#### Dataset entries:
-- Start --
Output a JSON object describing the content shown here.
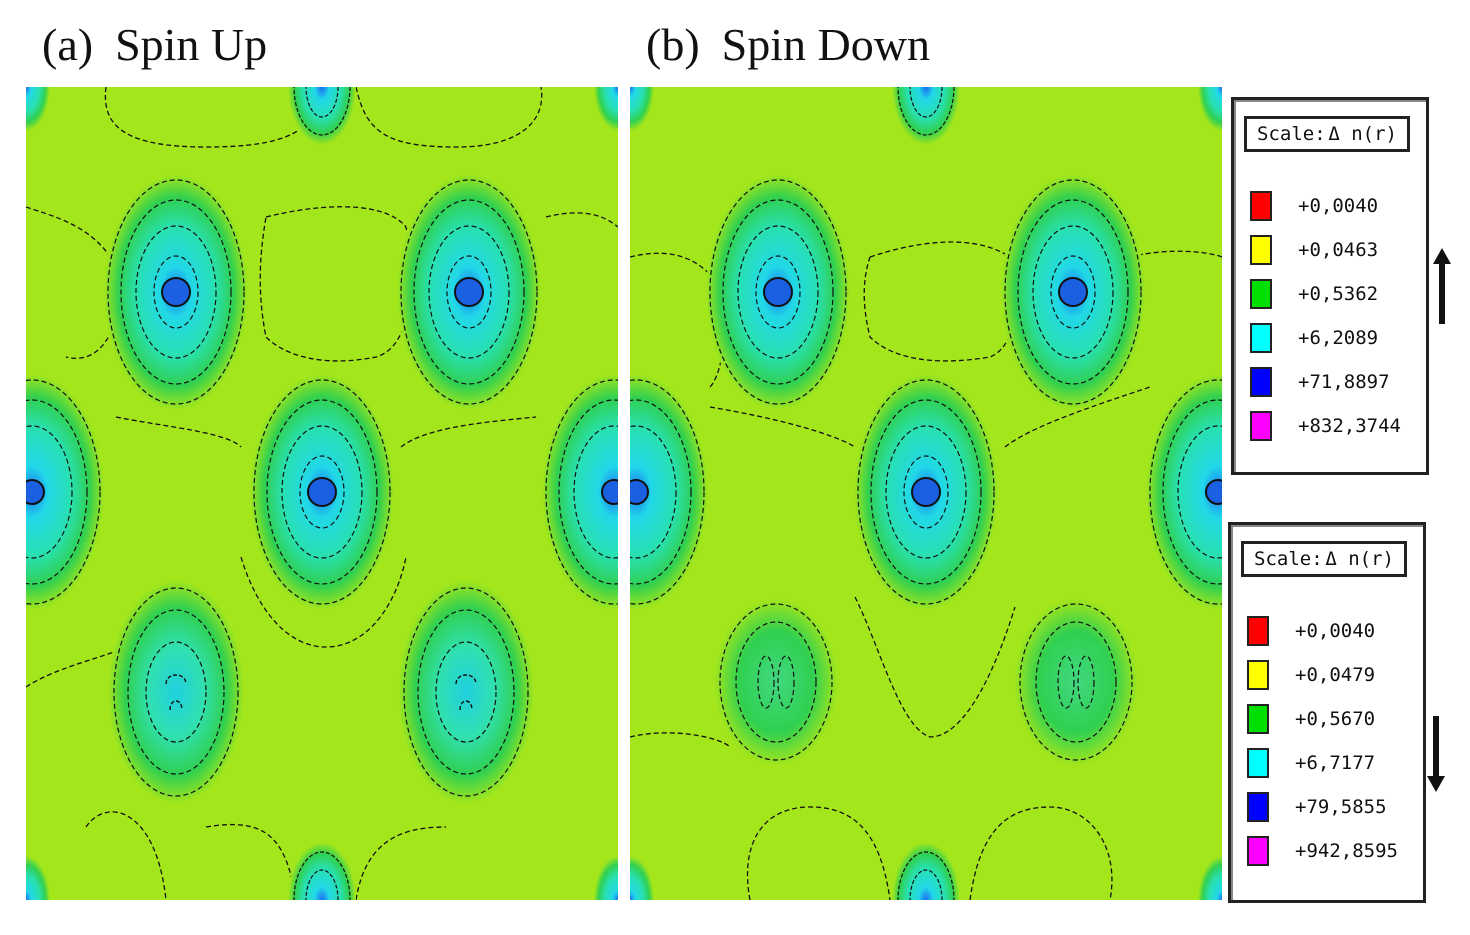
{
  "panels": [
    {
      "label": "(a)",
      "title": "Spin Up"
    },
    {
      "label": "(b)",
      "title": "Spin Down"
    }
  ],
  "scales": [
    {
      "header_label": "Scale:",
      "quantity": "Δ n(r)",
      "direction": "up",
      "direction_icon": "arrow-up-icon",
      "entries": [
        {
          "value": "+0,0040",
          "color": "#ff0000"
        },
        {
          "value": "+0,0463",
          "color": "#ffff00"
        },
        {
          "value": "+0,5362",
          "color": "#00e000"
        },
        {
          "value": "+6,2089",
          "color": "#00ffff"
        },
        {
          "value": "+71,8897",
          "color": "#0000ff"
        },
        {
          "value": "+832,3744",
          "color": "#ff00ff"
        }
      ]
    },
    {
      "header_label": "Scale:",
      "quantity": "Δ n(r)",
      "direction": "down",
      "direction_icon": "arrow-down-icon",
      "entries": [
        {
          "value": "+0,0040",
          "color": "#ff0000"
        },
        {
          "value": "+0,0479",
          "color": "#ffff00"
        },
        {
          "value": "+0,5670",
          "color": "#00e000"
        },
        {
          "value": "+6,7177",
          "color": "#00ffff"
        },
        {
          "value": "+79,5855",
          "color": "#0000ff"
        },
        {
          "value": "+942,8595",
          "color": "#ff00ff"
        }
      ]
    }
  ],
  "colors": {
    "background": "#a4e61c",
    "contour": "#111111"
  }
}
-- End --
#### Required task:
Reproduce every record above exactly, omitting the pictures.

#### Result of the exercise:
Output a JSON object describing the content shown here.
{
  "panels": [
    {
      "label": "(a)",
      "title": "Spin Up"
    },
    {
      "label": "(b)",
      "title": "Spin Down"
    }
  ],
  "scales": [
    {
      "header_label": "Scale:",
      "quantity": "Δ n(r)",
      "direction": "up",
      "direction_icon": "arrow-up-icon",
      "entries": [
        {
          "value": "+0,0040",
          "color": "#ff0000"
        },
        {
          "value": "+0,0463",
          "color": "#ffff00"
        },
        {
          "value": "+0,5362",
          "color": "#00e000"
        },
        {
          "value": "+6,2089",
          "color": "#00ffff"
        },
        {
          "value": "+71,8897",
          "color": "#0000ff"
        },
        {
          "value": "+832,3744",
          "color": "#ff00ff"
        }
      ]
    },
    {
      "header_label": "Scale:",
      "quantity": "Δ n(r)",
      "direction": "down",
      "direction_icon": "arrow-down-icon",
      "entries": [
        {
          "value": "+0,0040",
          "color": "#ff0000"
        },
        {
          "value": "+0,0479",
          "color": "#ffff00"
        },
        {
          "value": "+0,5670",
          "color": "#00e000"
        },
        {
          "value": "+6,7177",
          "color": "#00ffff"
        },
        {
          "value": "+79,5855",
          "color": "#0000ff"
        },
        {
          "value": "+942,8595",
          "color": "#ff00ff"
        }
      ]
    }
  ],
  "colors": {
    "background": "#a4e61c",
    "contour": "#111111"
  }
}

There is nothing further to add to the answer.